§ Entries supplied:
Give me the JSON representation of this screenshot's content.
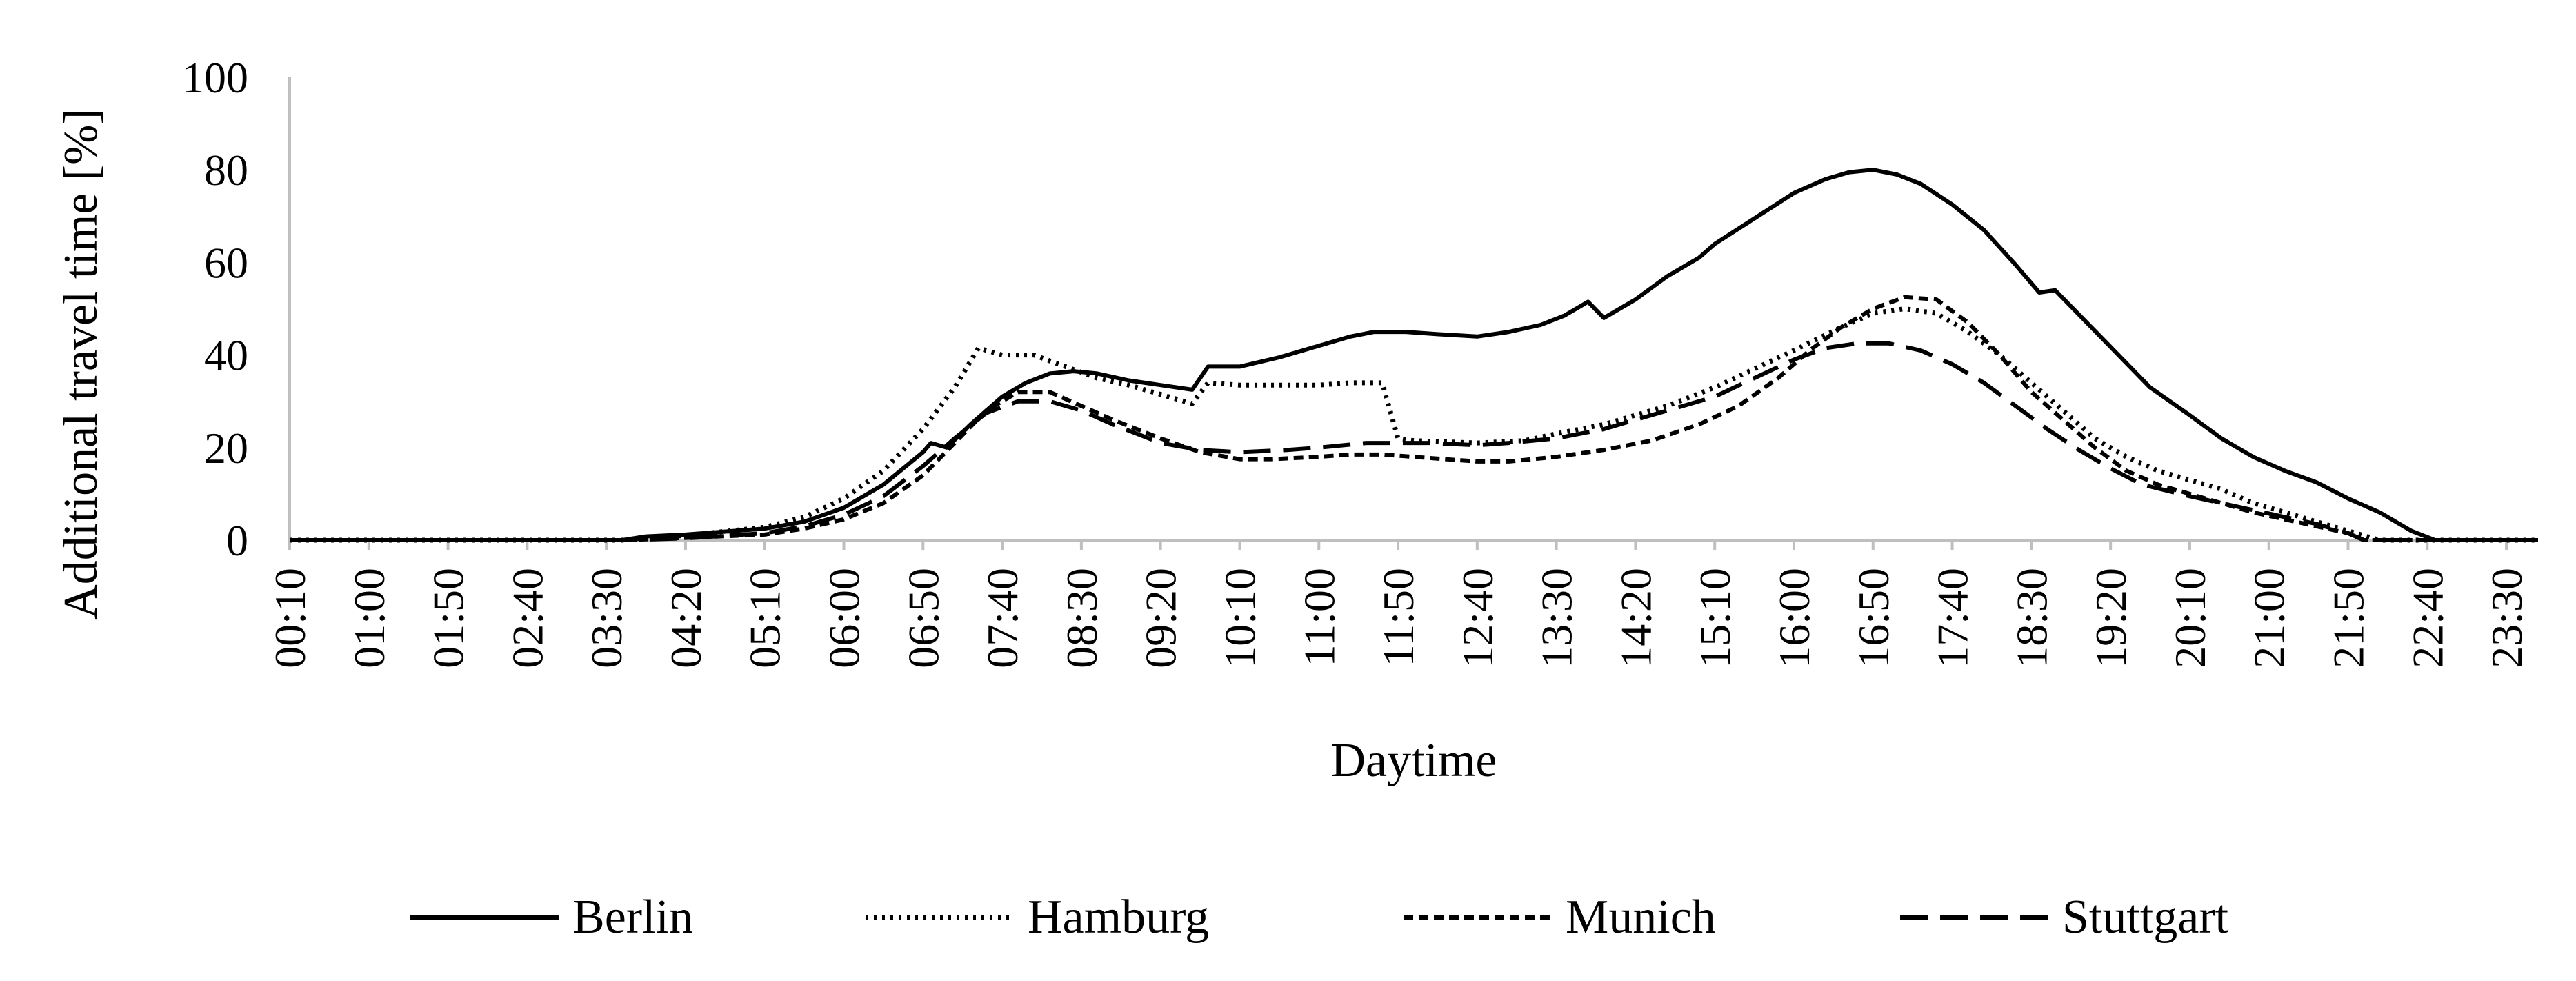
{
  "chart_data": {
    "type": "line",
    "title": "",
    "xlabel": "Daytime",
    "ylabel": "Additional travel time [%]",
    "ylim": [
      0,
      100
    ],
    "yticks": [
      0,
      20,
      40,
      60,
      80,
      100
    ],
    "xticks": [
      "00:10",
      "01:00",
      "01:50",
      "02:40",
      "03:30",
      "04:20",
      "05:10",
      "06:00",
      "06:50",
      "07:40",
      "08:30",
      "09:20",
      "10:10",
      "11:00",
      "11:50",
      "12:40",
      "13:30",
      "14:20",
      "15:10",
      "16:00",
      "16:50",
      "17:40",
      "18:30",
      "19:20",
      "20:10",
      "21:00",
      "21:50",
      "22:40",
      "23:30"
    ],
    "xlim": [
      "00:10",
      "23:50"
    ],
    "grid": false,
    "legend_position": "bottom",
    "series": [
      {
        "name": "Berlin",
        "dash": "solid",
        "color": "#000000",
        "points": [
          [
            "00:10",
            0
          ],
          [
            "03:40",
            0
          ],
          [
            "03:55",
            0.8
          ],
          [
            "04:20",
            1.2
          ],
          [
            "05:10",
            2.5
          ],
          [
            "05:35",
            4
          ],
          [
            "06:00",
            7
          ],
          [
            "06:25",
            12
          ],
          [
            "06:50",
            19
          ],
          [
            "06:55",
            21
          ],
          [
            "07:05",
            20
          ],
          [
            "07:20",
            25
          ],
          [
            "07:40",
            31
          ],
          [
            "07:55",
            34
          ],
          [
            "08:10",
            36
          ],
          [
            "08:25",
            36.5
          ],
          [
            "08:40",
            36
          ],
          [
            "09:00",
            34.5
          ],
          [
            "09:20",
            33.5
          ],
          [
            "09:40",
            32.5
          ],
          [
            "09:50",
            37.5
          ],
          [
            "10:10",
            37.5
          ],
          [
            "10:35",
            39.5
          ],
          [
            "11:00",
            42
          ],
          [
            "11:20",
            44
          ],
          [
            "11:35",
            45
          ],
          [
            "11:55",
            45
          ],
          [
            "12:15",
            44.5
          ],
          [
            "12:40",
            44
          ],
          [
            "13:00",
            45
          ],
          [
            "13:20",
            46.5
          ],
          [
            "13:35",
            48.5
          ],
          [
            "13:50",
            51.5
          ],
          [
            "14:00",
            48
          ],
          [
            "14:20",
            52
          ],
          [
            "14:40",
            57
          ],
          [
            "15:00",
            61
          ],
          [
            "15:10",
            64
          ],
          [
            "15:35",
            69.5
          ],
          [
            "16:00",
            75
          ],
          [
            "16:20",
            78
          ],
          [
            "16:35",
            79.5
          ],
          [
            "16:50",
            80
          ],
          [
            "17:05",
            79
          ],
          [
            "17:20",
            77
          ],
          [
            "17:40",
            72.5
          ],
          [
            "18:00",
            67
          ],
          [
            "18:20",
            59.5
          ],
          [
            "18:35",
            53.5
          ],
          [
            "18:45",
            54
          ],
          [
            "19:05",
            47
          ],
          [
            "19:25",
            40
          ],
          [
            "19:45",
            33
          ],
          [
            "20:10",
            27
          ],
          [
            "20:30",
            22
          ],
          [
            "20:50",
            18
          ],
          [
            "21:10",
            15
          ],
          [
            "21:30",
            12.5
          ],
          [
            "21:50",
            9
          ],
          [
            "22:10",
            6
          ],
          [
            "22:30",
            2
          ],
          [
            "22:45",
            0
          ],
          [
            "23:50",
            0
          ]
        ]
      },
      {
        "name": "Hamburg",
        "dash": "dotted",
        "color": "#000000",
        "points": [
          [
            "00:10",
            0
          ],
          [
            "03:40",
            0
          ],
          [
            "03:55",
            0.5
          ],
          [
            "04:20",
            1
          ],
          [
            "05:10",
            2.8
          ],
          [
            "05:35",
            5
          ],
          [
            "06:00",
            9
          ],
          [
            "06:25",
            15
          ],
          [
            "06:50",
            24
          ],
          [
            "07:10",
            33
          ],
          [
            "07:25",
            41.5
          ],
          [
            "07:40",
            40
          ],
          [
            "08:00",
            40
          ],
          [
            "08:20",
            37.5
          ],
          [
            "08:40",
            35
          ],
          [
            "09:00",
            33.5
          ],
          [
            "09:20",
            31.5
          ],
          [
            "09:40",
            29.5
          ],
          [
            "09:50",
            34
          ],
          [
            "10:10",
            33.5
          ],
          [
            "10:40",
            33.5
          ],
          [
            "11:00",
            33.5
          ],
          [
            "11:20",
            34
          ],
          [
            "11:40",
            34
          ],
          [
            "11:50",
            22
          ],
          [
            "12:00",
            21.5
          ],
          [
            "12:40",
            21
          ],
          [
            "13:10",
            21.5
          ],
          [
            "13:30",
            23
          ],
          [
            "14:00",
            25
          ],
          [
            "14:20",
            27
          ],
          [
            "14:40",
            29
          ],
          [
            "15:10",
            33
          ],
          [
            "15:35",
            37
          ],
          [
            "16:00",
            41
          ],
          [
            "16:30",
            46
          ],
          [
            "16:50",
            49
          ],
          [
            "17:10",
            50
          ],
          [
            "17:30",
            49
          ],
          [
            "17:50",
            45
          ],
          [
            "18:10",
            40
          ],
          [
            "18:30",
            34
          ],
          [
            "18:50",
            28
          ],
          [
            "19:10",
            22
          ],
          [
            "19:30",
            18
          ],
          [
            "19:50",
            15
          ],
          [
            "20:10",
            13
          ],
          [
            "20:30",
            11
          ],
          [
            "20:50",
            8
          ],
          [
            "21:10",
            6
          ],
          [
            "21:30",
            4
          ],
          [
            "21:50",
            2
          ],
          [
            "22:10",
            0
          ],
          [
            "23:50",
            0
          ]
        ]
      },
      {
        "name": "Munich",
        "dash": "short-dash",
        "color": "#000000",
        "points": [
          [
            "00:10",
            0
          ],
          [
            "03:40",
            0
          ],
          [
            "04:20",
            0.5
          ],
          [
            "05:10",
            1.2
          ],
          [
            "05:35",
            2.5
          ],
          [
            "06:00",
            4.5
          ],
          [
            "06:25",
            8
          ],
          [
            "06:50",
            14
          ],
          [
            "07:10",
            21
          ],
          [
            "07:30",
            28
          ],
          [
            "07:50",
            32
          ],
          [
            "08:10",
            32
          ],
          [
            "08:30",
            29
          ],
          [
            "08:50",
            26
          ],
          [
            "09:20",
            22
          ],
          [
            "09:45",
            19
          ],
          [
            "10:10",
            17.5
          ],
          [
            "10:30",
            17.5
          ],
          [
            "11:00",
            18
          ],
          [
            "11:20",
            18.5
          ],
          [
            "11:40",
            18.5
          ],
          [
            "12:00",
            18
          ],
          [
            "12:20",
            17.5
          ],
          [
            "12:40",
            17
          ],
          [
            "13:00",
            17
          ],
          [
            "13:30",
            18
          ],
          [
            "14:00",
            19.5
          ],
          [
            "14:30",
            21.5
          ],
          [
            "15:00",
            25
          ],
          [
            "15:25",
            29
          ],
          [
            "15:50",
            35
          ],
          [
            "16:10",
            41
          ],
          [
            "16:30",
            46
          ],
          [
            "16:50",
            50
          ],
          [
            "17:10",
            52.5
          ],
          [
            "17:30",
            52
          ],
          [
            "17:50",
            47
          ],
          [
            "18:10",
            40
          ],
          [
            "18:30",
            32
          ],
          [
            "18:50",
            26
          ],
          [
            "19:10",
            20
          ],
          [
            "19:30",
            15
          ],
          [
            "19:50",
            12
          ],
          [
            "20:10",
            10
          ],
          [
            "20:30",
            8
          ],
          [
            "20:50",
            6
          ],
          [
            "21:10",
            4.5
          ],
          [
            "21:30",
            3
          ],
          [
            "21:50",
            1.5
          ],
          [
            "22:00",
            0
          ],
          [
            "23:50",
            0
          ]
        ]
      },
      {
        "name": "Stuttgart",
        "dash": "long-dash",
        "color": "#000000",
        "points": [
          [
            "00:10",
            0
          ],
          [
            "03:40",
            0
          ],
          [
            "04:20",
            0.4
          ],
          [
            "05:10",
            1.5
          ],
          [
            "05:35",
            3
          ],
          [
            "06:00",
            5.5
          ],
          [
            "06:25",
            9.5
          ],
          [
            "06:50",
            16
          ],
          [
            "07:10",
            22
          ],
          [
            "07:30",
            27.5
          ],
          [
            "07:50",
            30
          ],
          [
            "08:10",
            30
          ],
          [
            "08:30",
            28
          ],
          [
            "08:50",
            25
          ],
          [
            "09:20",
            21
          ],
          [
            "09:45",
            19.5
          ],
          [
            "10:10",
            19
          ],
          [
            "10:40",
            19.5
          ],
          [
            "11:00",
            20
          ],
          [
            "11:30",
            21
          ],
          [
            "11:50",
            21
          ],
          [
            "12:10",
            21
          ],
          [
            "12:40",
            20.5
          ],
          [
            "13:00",
            21
          ],
          [
            "13:30",
            22
          ],
          [
            "14:00",
            24
          ],
          [
            "14:20",
            26
          ],
          [
            "14:40",
            28
          ],
          [
            "15:10",
            31
          ],
          [
            "15:35",
            35
          ],
          [
            "16:00",
            39
          ],
          [
            "16:20",
            41.5
          ],
          [
            "16:40",
            42.5
          ],
          [
            "17:00",
            42.5
          ],
          [
            "17:20",
            41
          ],
          [
            "17:40",
            38
          ],
          [
            "18:00",
            34
          ],
          [
            "18:20",
            29
          ],
          [
            "18:40",
            24
          ],
          [
            "19:00",
            19.5
          ],
          [
            "19:20",
            15.5
          ],
          [
            "19:40",
            12
          ],
          [
            "20:10",
            9.5
          ],
          [
            "20:30",
            8
          ],
          [
            "20:50",
            6.5
          ],
          [
            "21:10",
            5
          ],
          [
            "21:30",
            3.5
          ],
          [
            "21:50",
            1.5
          ],
          [
            "22:00",
            0
          ],
          [
            "23:50",
            0
          ]
        ]
      }
    ]
  }
}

§ What the exercise asks:
Check every line of the data, and copy the ones that contain "name".

§ Output for this exercise:
        "name": "Berlin",
        "name": "Hamburg",
        "name": "Munich",
        "name": "Stuttgart",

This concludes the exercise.